-- START ITEMS --

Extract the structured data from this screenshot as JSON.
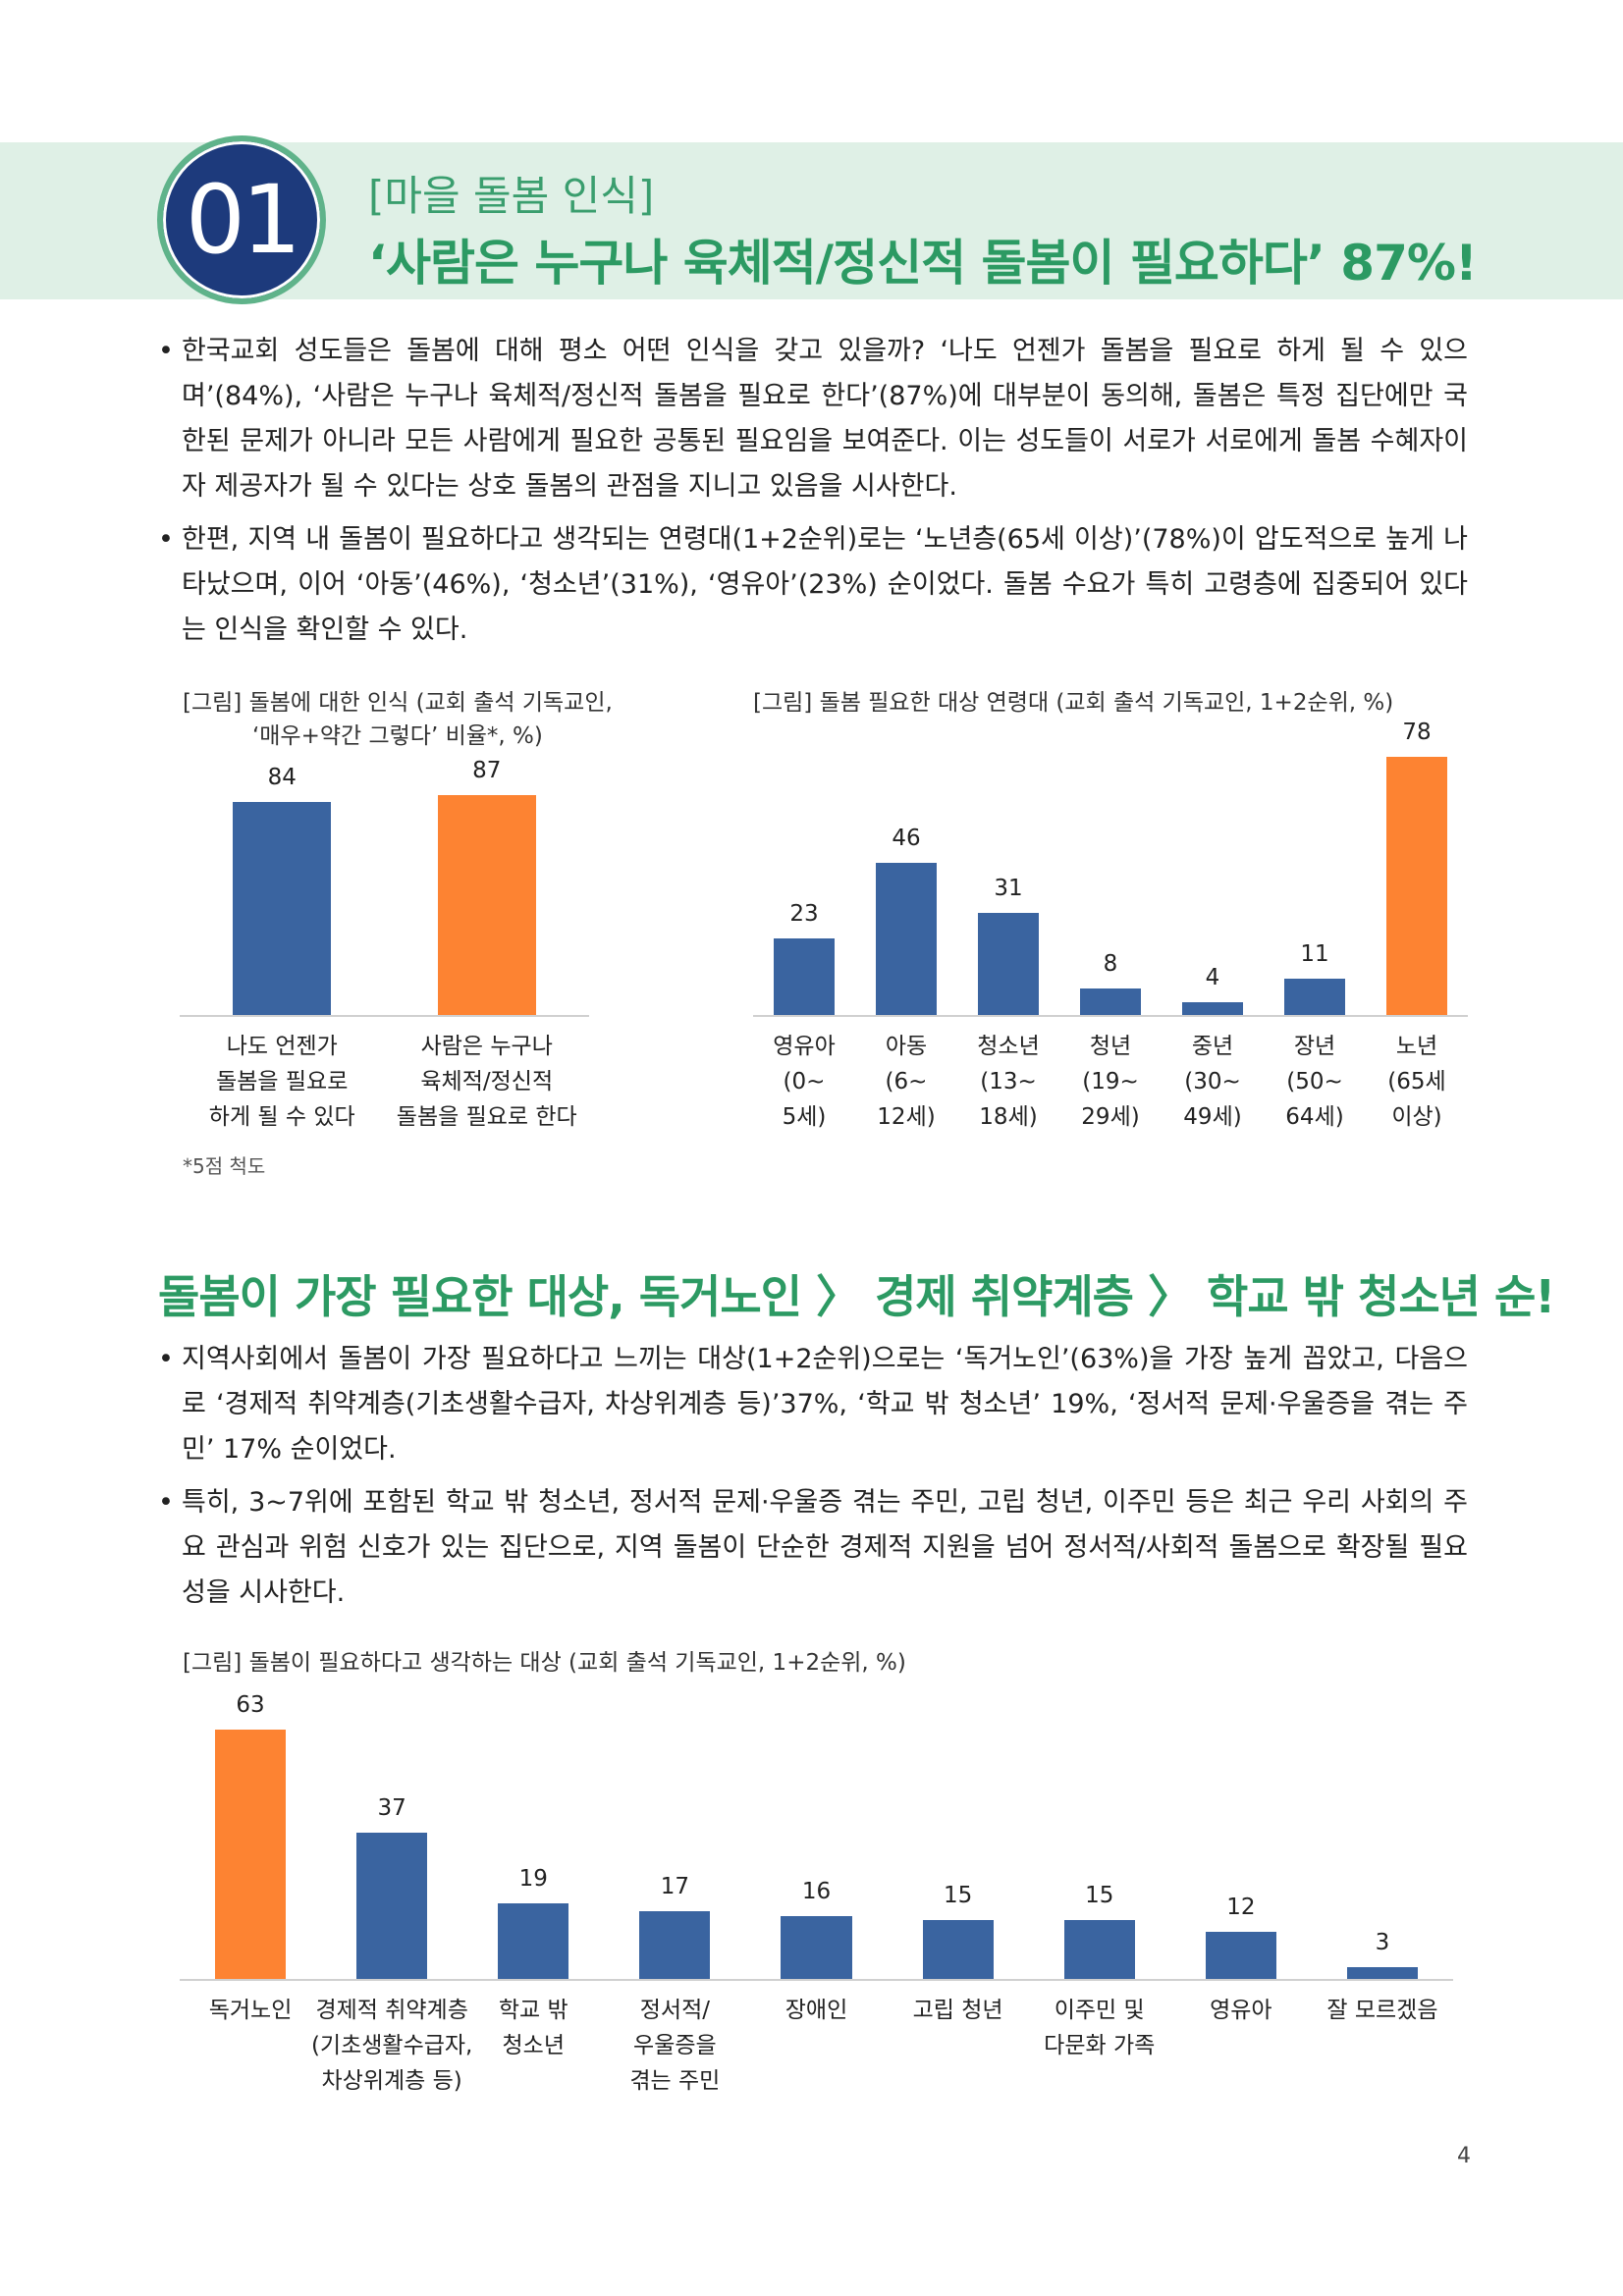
{
  "header": {
    "number": "01",
    "subtitle": "[마을 돌봄 인식]",
    "title": "‘사람은 누구나 육체적/정신적 돌봄이 필요하다’ 87%!"
  },
  "section1_bullets": [
    "한국교회 성도들은 돌봄에 대해 평소 어떤 인식을 갖고 있을까? ‘나도 언젠가 돌봄을 필요로 하게 될 수 있으며’(84%), ‘사람은 누구나 육체적/정신적 돌봄을 필요로 한다’(87%)에 대부분이 동의해, 돌봄은 특정 집단에만 국한된 문제가 아니라 모든 사람에게 필요한 공통된 필요임을 보여준다. 이는 성도들이 서로가 서로에게 돌봄 수혜자이자 제공자가 될 수 있다는 상호 돌봄의 관점을 지니고 있음을 시사한다.",
    "한편, 지역 내 돌봄이 필요하다고 생각되는 연령대(1+2순위)로는 ‘노년층(65세 이상)’(78%)이 압도적으로 높게 나타났으며, 이어 ‘아동’(46%), ‘청소년’(31%), ‘영유아’(23%) 순이었다. 돌봄 수요가 특히 고령층에 집중되어 있다는 인식을 확인할 수 있다."
  ],
  "footnote": "*5점 척도",
  "section2_title": "돌봄이 가장 필요한 대상, 독거노인 〉 경제 취약계층 〉 학교 밖 청소년 순!",
  "section2_bullets": [
    "지역사회에서 돌봄이 가장 필요하다고 느끼는 대상(1+2순위)으로는 ‘독거노인’(63%)을 가장 높게 꼽았고, 다음으로 ‘경제적 취약계층(기초생활수급자, 차상위계층 등)’37%, ‘학교 밖 청소년’ 19%, ‘정서적 문제·우울증을 겪는 주민’ 17% 순이었다.",
    "특히, 3~7위에 포함된 학교 밖 청소년, 정서적 문제·우울증 겪는 주민, 고립 청년, 이주민 등은 최근 우리 사회의 주요 관심과 위험 신호가 있는 집단으로, 지역 돌봄이 단순한 경제적 지원을 넘어 정서적/사회적 돌봄으로 확장될 필요성을 시사한다."
  ],
  "page_number": "4",
  "chart_data": [
    {
      "type": "bar",
      "title": "[그림] 돌봄에 대한 인식 (교회 출석 기독교인,\n‘매우+약간 그렇다’ 비율*, %)",
      "categories": [
        "나도 언젠가\n돌봄을 필요로\n하게 될 수 있다",
        "사람은 누구나\n육체적/정신적\n돌봄을 필요로 한다"
      ],
      "values": [
        84,
        87
      ],
      "colors": [
        "#3a64a0",
        "#fd8332"
      ]
    },
    {
      "type": "bar",
      "title": "[그림] 돌봄 필요한 대상 연령대 (교회 출석 기독교인, 1+2순위, %)",
      "categories": [
        "영유아\n(0~\n5세)",
        "아동\n(6~\n12세)",
        "청소년\n(13~\n18세)",
        "청년\n(19~\n29세)",
        "중년\n(30~\n49세)",
        "장년\n(50~\n64세)",
        "노년\n(65세\n이상)"
      ],
      "values": [
        23,
        46,
        31,
        8,
        4,
        11,
        78
      ],
      "colors": [
        "#3a64a0",
        "#3a64a0",
        "#3a64a0",
        "#3a64a0",
        "#3a64a0",
        "#3a64a0",
        "#fd8332"
      ]
    },
    {
      "type": "bar",
      "title": "[그림] 돌봄이 필요하다고 생각하는 대상 (교회 출석 기독교인, 1+2순위, %)",
      "categories": [
        "독거노인",
        "경제적 취약계층\n(기초생활수급자,\n차상위계층 등)",
        "학교 밖\n청소년",
        "정서적/\n우울증을\n겪는 주민",
        "장애인",
        "고립 청년",
        "이주민 및\n다문화 가족",
        "영유아",
        "잘 모르겠음"
      ],
      "values": [
        63,
        37,
        19,
        17,
        16,
        15,
        15,
        12,
        3
      ],
      "colors": [
        "#fd8332",
        "#3a64a0",
        "#3a64a0",
        "#3a64a0",
        "#3a64a0",
        "#3a64a0",
        "#3a64a0",
        "#3a64a0",
        "#3a64a0"
      ]
    }
  ]
}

-- END ITEMS --

DIRECTIONS:
Transcribe all of the material exactly, leaving out whatever pictures it contains.

ANSWER TO THIS TASK:
Extract the structured data from this screenshot as JSON.
{
  "header": {
    "number": "01",
    "subtitle": "[마을 돌봄 인식]",
    "title": "‘사람은 누구나 육체적/정신적 돌봄이 필요하다’ 87%!"
  },
  "section1_bullets": [
    "한국교회 성도들은 돌봄에 대해 평소 어떤 인식을 갖고 있을까? ‘나도 언젠가 돌봄을 필요로 하게 될 수 있으며’(84%), ‘사람은 누구나 육체적/정신적 돌봄을 필요로 한다’(87%)에 대부분이 동의해, 돌봄은 특정 집단에만 국한된 문제가 아니라 모든 사람에게 필요한 공통된 필요임을 보여준다. 이는 성도들이 서로가 서로에게 돌봄 수혜자이자 제공자가 될 수 있다는 상호 돌봄의 관점을 지니고 있음을 시사한다.",
    "한편, 지역 내 돌봄이 필요하다고 생각되는 연령대(1+2순위)로는 ‘노년층(65세 이상)’(78%)이 압도적으로 높게 나타났으며, 이어 ‘아동’(46%), ‘청소년’(31%), ‘영유아’(23%) 순이었다. 돌봄 수요가 특히 고령층에 집중되어 있다는 인식을 확인할 수 있다."
  ],
  "footnote": "*5점 척도",
  "section2_title": "돌봄이 가장 필요한 대상, 독거노인 〉 경제 취약계층 〉 학교 밖 청소년 순!",
  "section2_bullets": [
    "지역사회에서 돌봄이 가장 필요하다고 느끼는 대상(1+2순위)으로는 ‘독거노인’(63%)을 가장 높게 꼽았고, 다음으로 ‘경제적 취약계층(기초생활수급자, 차상위계층 등)’37%, ‘학교 밖 청소년’ 19%, ‘정서적 문제·우울증을 겪는 주민’ 17% 순이었다.",
    "특히, 3~7위에 포함된 학교 밖 청소년, 정서적 문제·우울증 겪는 주민, 고립 청년, 이주민 등은 최근 우리 사회의 주요 관심과 위험 신호가 있는 집단으로, 지역 돌봄이 단순한 경제적 지원을 넘어 정서적/사회적 돌봄으로 확장될 필요성을 시사한다."
  ],
  "page_number": "4",
  "chart_data": [
    {
      "type": "bar",
      "title": "[그림] 돌봄에 대한 인식 (교회 출석 기독교인,\n‘매우+약간 그렇다’ 비율*, %)",
      "categories": [
        "나도 언젠가\n돌봄을 필요로\n하게 될 수 있다",
        "사람은 누구나\n육체적/정신적\n돌봄을 필요로 한다"
      ],
      "values": [
        84,
        87
      ],
      "colors": [
        "#3a64a0",
        "#fd8332"
      ]
    },
    {
      "type": "bar",
      "title": "[그림] 돌봄 필요한 대상 연령대 (교회 출석 기독교인, 1+2순위, %)",
      "categories": [
        "영유아\n(0~\n5세)",
        "아동\n(6~\n12세)",
        "청소년\n(13~\n18세)",
        "청년\n(19~\n29세)",
        "중년\n(30~\n49세)",
        "장년\n(50~\n64세)",
        "노년\n(65세\n이상)"
      ],
      "values": [
        23,
        46,
        31,
        8,
        4,
        11,
        78
      ],
      "colors": [
        "#3a64a0",
        "#3a64a0",
        "#3a64a0",
        "#3a64a0",
        "#3a64a0",
        "#3a64a0",
        "#fd8332"
      ]
    },
    {
      "type": "bar",
      "title": "[그림] 돌봄이 필요하다고 생각하는 대상 (교회 출석 기독교인, 1+2순위, %)",
      "categories": [
        "독거노인",
        "경제적 취약계층\n(기초생활수급자,\n차상위계층 등)",
        "학교 밖\n청소년",
        "정서적/\n우울증을\n겪는 주민",
        "장애인",
        "고립 청년",
        "이주민 및\n다문화 가족",
        "영유아",
        "잘 모르겠음"
      ],
      "values": [
        63,
        37,
        19,
        17,
        16,
        15,
        15,
        12,
        3
      ],
      "colors": [
        "#fd8332",
        "#3a64a0",
        "#3a64a0",
        "#3a64a0",
        "#3a64a0",
        "#3a64a0",
        "#3a64a0",
        "#3a64a0",
        "#3a64a0"
      ]
    }
  ]
}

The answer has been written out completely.